### Supplied records ###

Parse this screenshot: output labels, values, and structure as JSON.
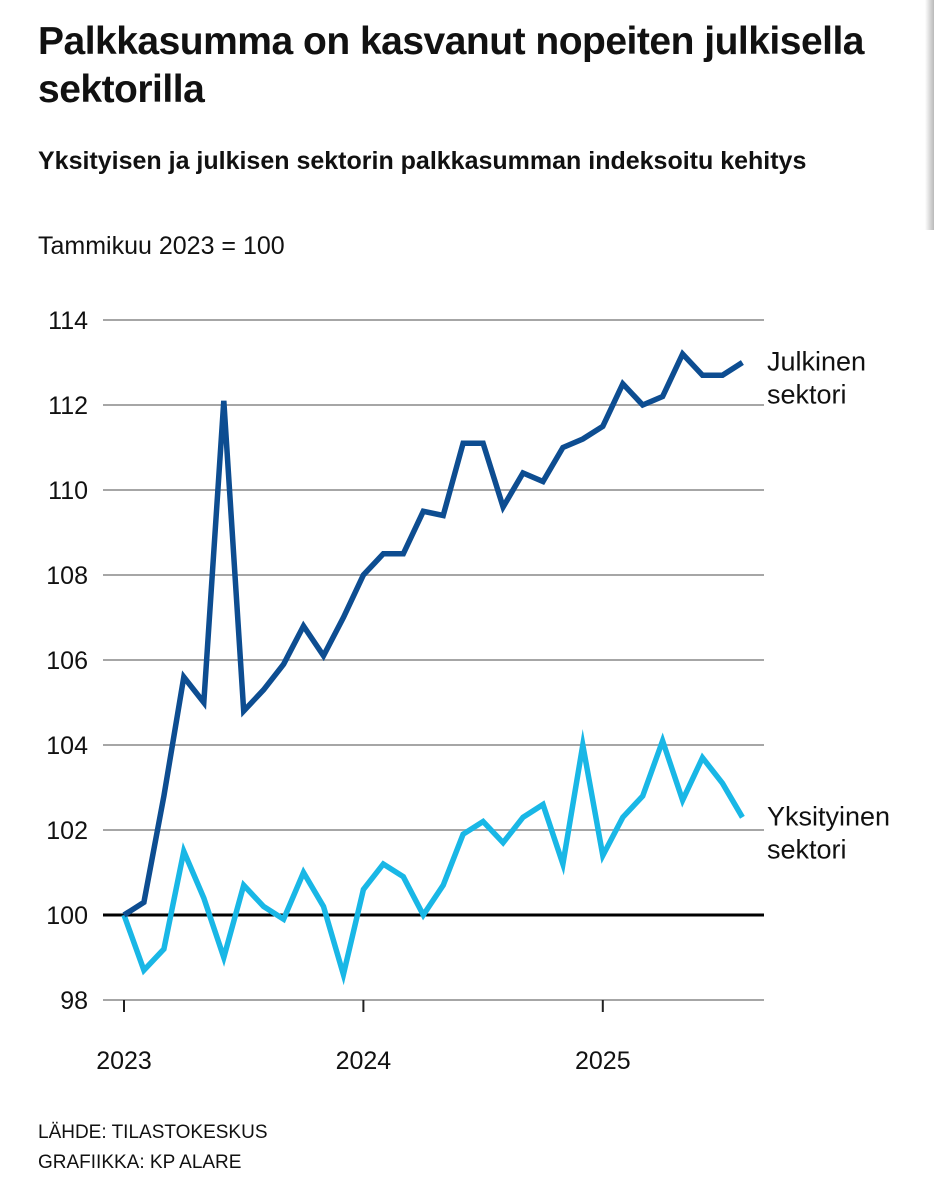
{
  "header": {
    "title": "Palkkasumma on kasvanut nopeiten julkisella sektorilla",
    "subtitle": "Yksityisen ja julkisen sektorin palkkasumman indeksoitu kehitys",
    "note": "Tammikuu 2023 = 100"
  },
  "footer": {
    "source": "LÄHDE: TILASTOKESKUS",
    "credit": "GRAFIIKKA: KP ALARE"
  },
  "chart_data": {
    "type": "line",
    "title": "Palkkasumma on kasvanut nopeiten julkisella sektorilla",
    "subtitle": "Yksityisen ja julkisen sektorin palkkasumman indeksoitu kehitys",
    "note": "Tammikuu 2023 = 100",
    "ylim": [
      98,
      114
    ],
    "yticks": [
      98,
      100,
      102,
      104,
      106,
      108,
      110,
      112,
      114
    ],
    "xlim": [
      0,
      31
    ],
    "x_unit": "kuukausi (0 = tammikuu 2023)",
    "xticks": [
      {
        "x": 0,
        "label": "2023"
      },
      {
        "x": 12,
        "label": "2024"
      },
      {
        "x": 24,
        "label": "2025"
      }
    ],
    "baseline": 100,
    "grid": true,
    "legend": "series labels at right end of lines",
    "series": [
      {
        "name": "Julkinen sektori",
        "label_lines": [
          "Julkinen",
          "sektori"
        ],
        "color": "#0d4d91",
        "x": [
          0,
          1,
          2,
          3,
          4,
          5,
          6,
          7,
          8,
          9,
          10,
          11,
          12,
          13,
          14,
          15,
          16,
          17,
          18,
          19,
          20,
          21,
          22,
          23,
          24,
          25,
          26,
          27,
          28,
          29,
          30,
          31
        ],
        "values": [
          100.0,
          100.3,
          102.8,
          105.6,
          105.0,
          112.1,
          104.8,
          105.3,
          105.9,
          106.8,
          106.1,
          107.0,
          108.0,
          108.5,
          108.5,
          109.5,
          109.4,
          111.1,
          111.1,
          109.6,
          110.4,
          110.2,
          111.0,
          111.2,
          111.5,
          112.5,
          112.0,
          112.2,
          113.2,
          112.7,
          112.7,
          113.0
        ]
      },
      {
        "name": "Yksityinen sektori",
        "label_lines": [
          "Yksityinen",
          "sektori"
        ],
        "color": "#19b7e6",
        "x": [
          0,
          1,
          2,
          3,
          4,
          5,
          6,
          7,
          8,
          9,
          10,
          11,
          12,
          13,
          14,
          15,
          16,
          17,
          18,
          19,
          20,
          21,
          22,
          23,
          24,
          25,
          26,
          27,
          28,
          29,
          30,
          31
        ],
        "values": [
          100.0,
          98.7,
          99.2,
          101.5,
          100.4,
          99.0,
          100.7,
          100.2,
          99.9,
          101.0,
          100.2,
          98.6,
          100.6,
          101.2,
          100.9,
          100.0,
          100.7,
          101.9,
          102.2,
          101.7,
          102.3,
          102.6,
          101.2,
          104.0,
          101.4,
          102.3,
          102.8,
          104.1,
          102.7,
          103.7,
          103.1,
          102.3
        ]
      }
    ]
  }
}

###

Your goal:
Pictures are excluded; repeat every record exactly.

Finished answer:
Parse this screenshot: output labels, values, and structure as JSON.
{
  "header": {
    "title": "Palkkasumma on kasvanut nopeiten julkisella sektorilla",
    "subtitle": "Yksityisen ja julkisen sektorin palkkasumman indeksoitu kehitys",
    "note": "Tammikuu 2023 = 100"
  },
  "footer": {
    "source": "LÄHDE: TILASTOKESKUS",
    "credit": "GRAFIIKKA: KP ALARE"
  },
  "chart_data": {
    "type": "line",
    "title": "Palkkasumma on kasvanut nopeiten julkisella sektorilla",
    "subtitle": "Yksityisen ja julkisen sektorin palkkasumman indeksoitu kehitys",
    "note": "Tammikuu 2023 = 100",
    "ylim": [
      98,
      114
    ],
    "yticks": [
      98,
      100,
      102,
      104,
      106,
      108,
      110,
      112,
      114
    ],
    "xlim": [
      0,
      31
    ],
    "x_unit": "kuukausi (0 = tammikuu 2023)",
    "xticks": [
      {
        "x": 0,
        "label": "2023"
      },
      {
        "x": 12,
        "label": "2024"
      },
      {
        "x": 24,
        "label": "2025"
      }
    ],
    "baseline": 100,
    "grid": true,
    "legend": "series labels at right end of lines",
    "series": [
      {
        "name": "Julkinen sektori",
        "label_lines": [
          "Julkinen",
          "sektori"
        ],
        "color": "#0d4d91",
        "x": [
          0,
          1,
          2,
          3,
          4,
          5,
          6,
          7,
          8,
          9,
          10,
          11,
          12,
          13,
          14,
          15,
          16,
          17,
          18,
          19,
          20,
          21,
          22,
          23,
          24,
          25,
          26,
          27,
          28,
          29,
          30,
          31
        ],
        "values": [
          100.0,
          100.3,
          102.8,
          105.6,
          105.0,
          112.1,
          104.8,
          105.3,
          105.9,
          106.8,
          106.1,
          107.0,
          108.0,
          108.5,
          108.5,
          109.5,
          109.4,
          111.1,
          111.1,
          109.6,
          110.4,
          110.2,
          111.0,
          111.2,
          111.5,
          112.5,
          112.0,
          112.2,
          113.2,
          112.7,
          112.7,
          113.0
        ]
      },
      {
        "name": "Yksityinen sektori",
        "label_lines": [
          "Yksityinen",
          "sektori"
        ],
        "color": "#19b7e6",
        "x": [
          0,
          1,
          2,
          3,
          4,
          5,
          6,
          7,
          8,
          9,
          10,
          11,
          12,
          13,
          14,
          15,
          16,
          17,
          18,
          19,
          20,
          21,
          22,
          23,
          24,
          25,
          26,
          27,
          28,
          29,
          30,
          31
        ],
        "values": [
          100.0,
          98.7,
          99.2,
          101.5,
          100.4,
          99.0,
          100.7,
          100.2,
          99.9,
          101.0,
          100.2,
          98.6,
          100.6,
          101.2,
          100.9,
          100.0,
          100.7,
          101.9,
          102.2,
          101.7,
          102.3,
          102.6,
          101.2,
          104.0,
          101.4,
          102.3,
          102.8,
          104.1,
          102.7,
          103.7,
          103.1,
          102.3
        ]
      }
    ]
  }
}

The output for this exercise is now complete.